▸ AIM OF THE EXERCISE
Every entry below should be printed exactly, without its images.

▸ TASK INPUT
● ● ●

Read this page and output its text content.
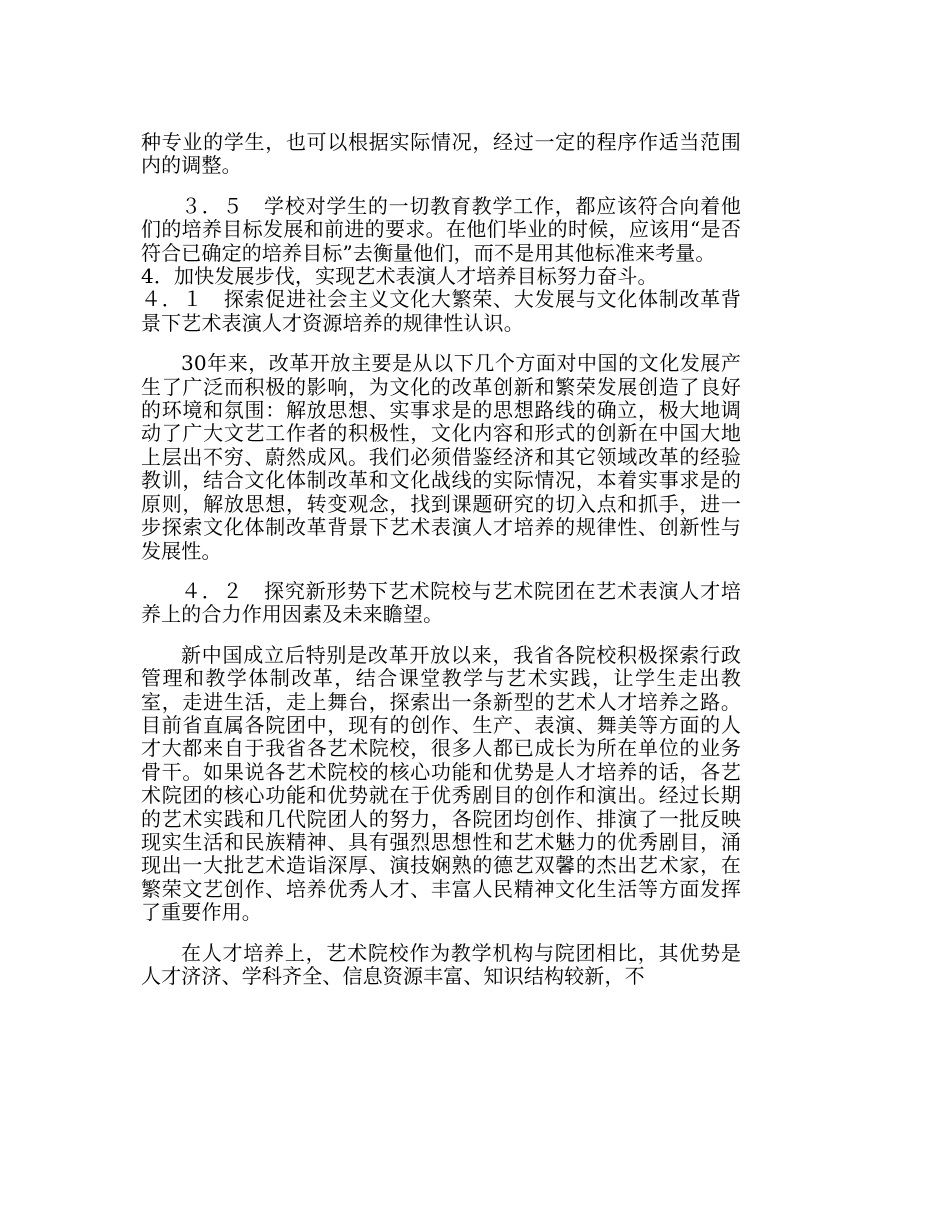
种专业的学生，也可以根据实际情况，经过一定的程序作适当范围内的调整。

３．５　学校对学生的一切教育教学工作，都应该符合向着他们的培养目标发展和前进的要求。在他们毕业的时候，应该用“是否符合已确定的培养目标”去衡量他们，而不是用其他标准来考量。

4．加快发展步伐，实现艺术表演人才培养目标努力奋斗。

４．１　探索促进社会主义文化大繁荣、大发展与文化体制改革背景下艺术表演人才资源培养的规律性认识。

30年来，改革开放主要是从以下几个方面对中国的文化发展产生了广泛而积极的影响，为文化的改革创新和繁荣发展创造了良好的环境和氛围：解放思想、实事求是的思想路线的确立，极大地调动了广大文艺工作者的积极性，文化内容和形式的创新在中国大地上层出不穷、蔚然成风。我们必须借鉴经济和其它领域改革的经验教训，结合文化体制改革和文化战线的实际情况，本着实事求是的原则，解放思想，转变观念，找到课题研究的切入点和抓手，进一步探索文化体制改革背景下艺术表演人才培养的规律性、创新性与发展性。

４．２　探究新形势下艺术院校与艺术院团在艺术表演人才培养上的合力作用因素及未来瞻望。

新中国成立后特别是改革开放以来，我省各院校积极探索行政管理和教学体制改革，结合课堂教学与艺术实践，让学生走出教室，走进生活，走上舞台，探索出一条新型的艺术人才培养之路。目前省直属各院团中，现有的创作、生产、表演、舞美等方面的人才大都来自于我省各艺术院校，很多人都已成长为所在单位的业务骨干。如果说各艺术院校的核心功能和优势是人才培养的话，各艺术院团的核心功能和优势就在于优秀剧目的创作和演出。经过长期的艺术实践和几代院团人的努力，各院团均创作、排演了一批反映现实生活和民族精神、具有强烈思想性和艺术魅力的优秀剧目，涌现出一大批艺术造诣深厚、演技娴熟的德艺双馨的杰出艺术家，在繁荣文艺创作、培养优秀人才、丰富人民精神文化生活等方面发挥了重要作用。

在人才培养上，艺术院校作为教学机构与院团相比，其优势是人才济济、学科齐全、信息资源丰富、知识结构较新，不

● ● ●

▸ FINISHED TASK
Read this page and output its text content.
种专业的学生，也可以根据实际情况，经过一定的程序作适当范围内的调整。

３．５　学校对学生的一切教育教学工作，都应该符合向着他们的培养目标发展和前进的要求。在他们毕业的时候，应该用“是否符合已确定的培养目标”去衡量他们，而不是用其他标准来考量。

4．加快发展步伐，实现艺术表演人才培养目标努力奋斗。

４．１　探索促进社会主义文化大繁荣、大发展与文化体制改革背景下艺术表演人才资源培养的规律性认识。

30年来，改革开放主要是从以下几个方面对中国的文化发展产生了广泛而积极的影响，为文化的改革创新和繁荣发展创造了良好的环境和氛围：解放思想、实事求是的思想路线的确立，极大地调动了广大文艺工作者的积极性，文化内容和形式的创新在中国大地上层出不穷、蔚然成风。我们必须借鉴经济和其它领域改革的经验教训，结合文化体制改革和文化战线的实际情况，本着实事求是的原则，解放思想，转变观念，找到课题研究的切入点和抓手，进一步探索文化体制改革背景下艺术表演人才培养的规律性、创新性与发展性。

４．２　探究新形势下艺术院校与艺术院团在艺术表演人才培养上的合力作用因素及未来瞻望。

新中国成立后特别是改革开放以来，我省各院校积极探索行政管理和教学体制改革，结合课堂教学与艺术实践，让学生走出教室，走进生活，走上舞台，探索出一条新型的艺术人才培养之路。目前省直属各院团中，现有的创作、生产、表演、舞美等方面的人才大都来自于我省各艺术院校，很多人都已成长为所在单位的业务骨干。如果说各艺术院校的核心功能和优势是人才培养的话，各艺术院团的核心功能和优势就在于优秀剧目的创作和演出。经过长期的艺术实践和几代院团人的努力，各院团均创作、排演了一批反映现实生活和民族精神、具有强烈思想性和艺术魅力的优秀剧目，涌现出一大批艺术造诣深厚、演技娴熟的德艺双馨的杰出艺术家，在繁荣文艺创作、培养优秀人才、丰富人民精神文化生活等方面发挥了重要作用。

在人才培养上，艺术院校作为教学机构与院团相比，其优势是人才济济、学科齐全、信息资源丰富、知识结构较新，不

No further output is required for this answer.